* **Material to process**:
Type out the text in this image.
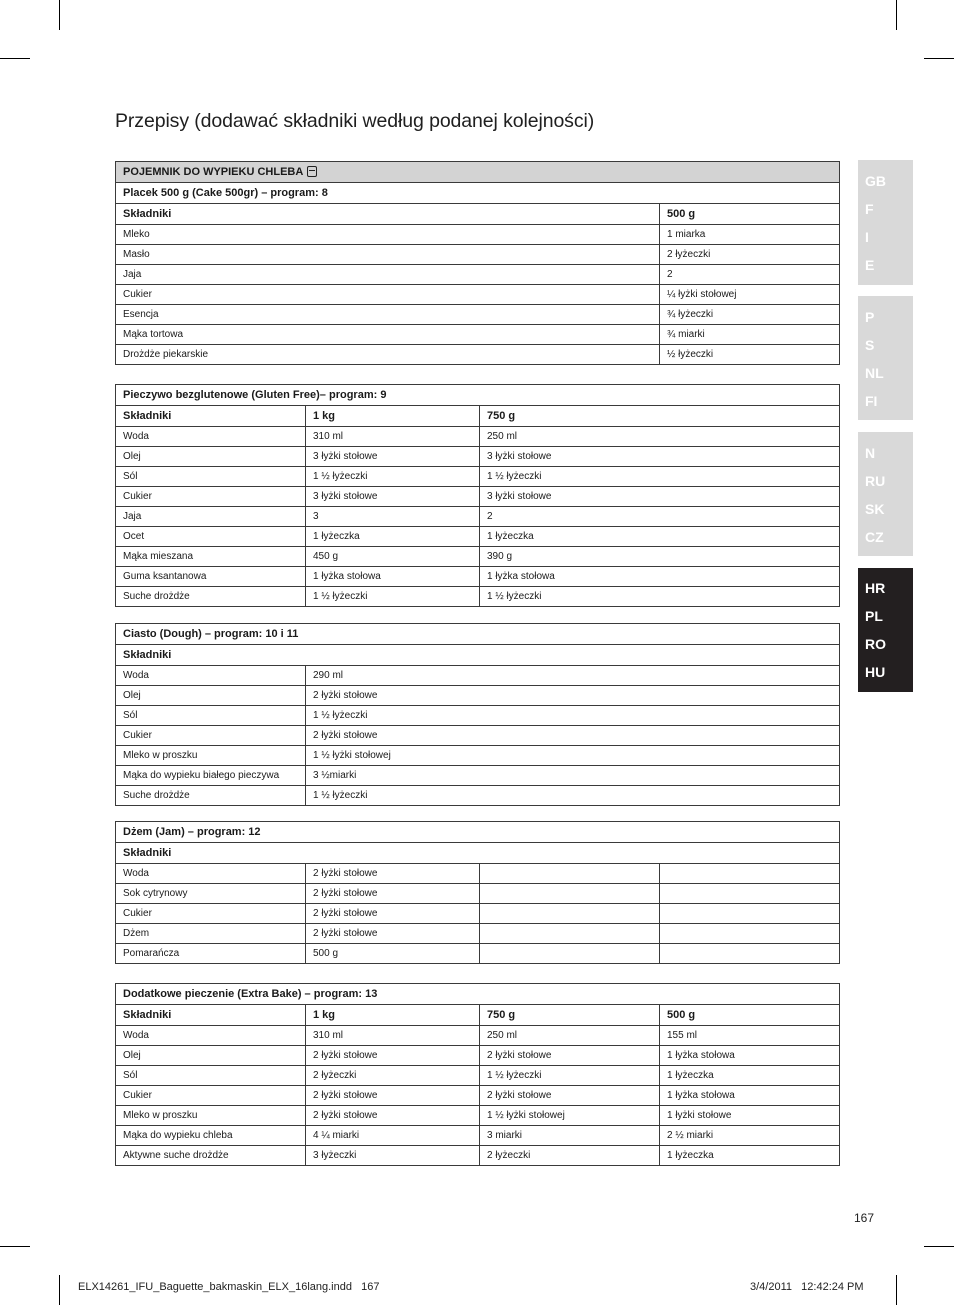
Przepisy (dodawać składniki według podanej kolejności)
POJEMNIK DO WYPIEKU CHLEBA	
Placek 500 g (Cake 500gr) – program: 8	
Składniki	500 g
Mleko	1 miarka
Masło	2 łyżeczki
Jaja	2
Cukier	¼ łyżki stołowej
Esencja	¾ łyżeczki
Mąka tortowa	¾ miarki
Drożdże piekarskie	½ łyżeczki
Pieczywo bezglutenowe (Gluten Free)– program: 9		
Składniki	1 kg	750 g
Woda	310 ml	250 ml
Olej	3 łyżki stołowe	3 łyżki stołowe
Sól	1 ½ łyżeczki	1 ½ łyżeczki
Cukier	3 łyżki stołowe	3 łyżki stołowe
Jaja	3	2
Ocet	1 łyżeczka	1 łyżeczka
Mąka mieszana	450 g	390 g
Guma ksantanowa	1 łyżka stołowa	1 łyżka stołowa
Suche drożdże	1 ½ łyżeczki	1 ½ łyżeczki
Ciasto (Dough) – program: 10 i 11	
Składniki	
Woda	290 ml
Olej	2 łyżki stołowe
Sól	1 ½ łyżeczki
Cukier	2 łyżki stołowe
Mleko w proszku	1 ½ łyżki stołowej
Mąka do wypieku białego pieczywa	3 ½miarki
Suche drożdże	1 ½ łyżeczki
Dżem (Jam) – program: 12			
Składniki			
Woda	2 łyżki stołowe		
Sok cytrynowy	2 łyżki stołowe		
Cukier	2 łyżki stołowe		
Dżem	2 łyżki stołowe		
Pomarańcza	500 g		
Dodatkowe pieczenie (Extra Bake) – program: 13			
Składniki	1 kg	750 g	500 g
Woda	310 ml	250 ml	155 ml
Olej	2 łyżki stołowe	2 łyżki stołowe	1 łyżka stołowa
Sól	2 łyżeczki	1 ½ łyżeczki	1 łyżeczka
Cukier	2 łyżki stołowe	2 łyżki stołowe	1 łyżka stołowa
Mleko w proszku	2 łyżki stołowe	1 ½ łyżki stołowej	1 łyżki stołowe
Mąka do wypieku chleba	4 ¼ miarki	3 miarki	2 ½ miarki
Aktywne suche drożdże	3 łyżeczki	2 łyżeczki	1 łyżeczka
GB
F
I
E
P
S
NL
FI
N
RU
SK
CZ
HR
PL
RO
HU
167
ELX14261_IFU_Baguette_bakmaskin_ELX_16lang.indd   167	3/4/2011   12:42:24 PM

* **Given problem**: Extract from the material all lines containing the string "Mąka".

* **Answer**:
Mąka tortowa	¾ miarki
Mąka mieszana	450 g	390 g
Mąka do wypieku białego pieczywa	3 ½miarki
Mąka do wypieku chleba	4 ¼ miarki	3 miarki	2 ½ miarki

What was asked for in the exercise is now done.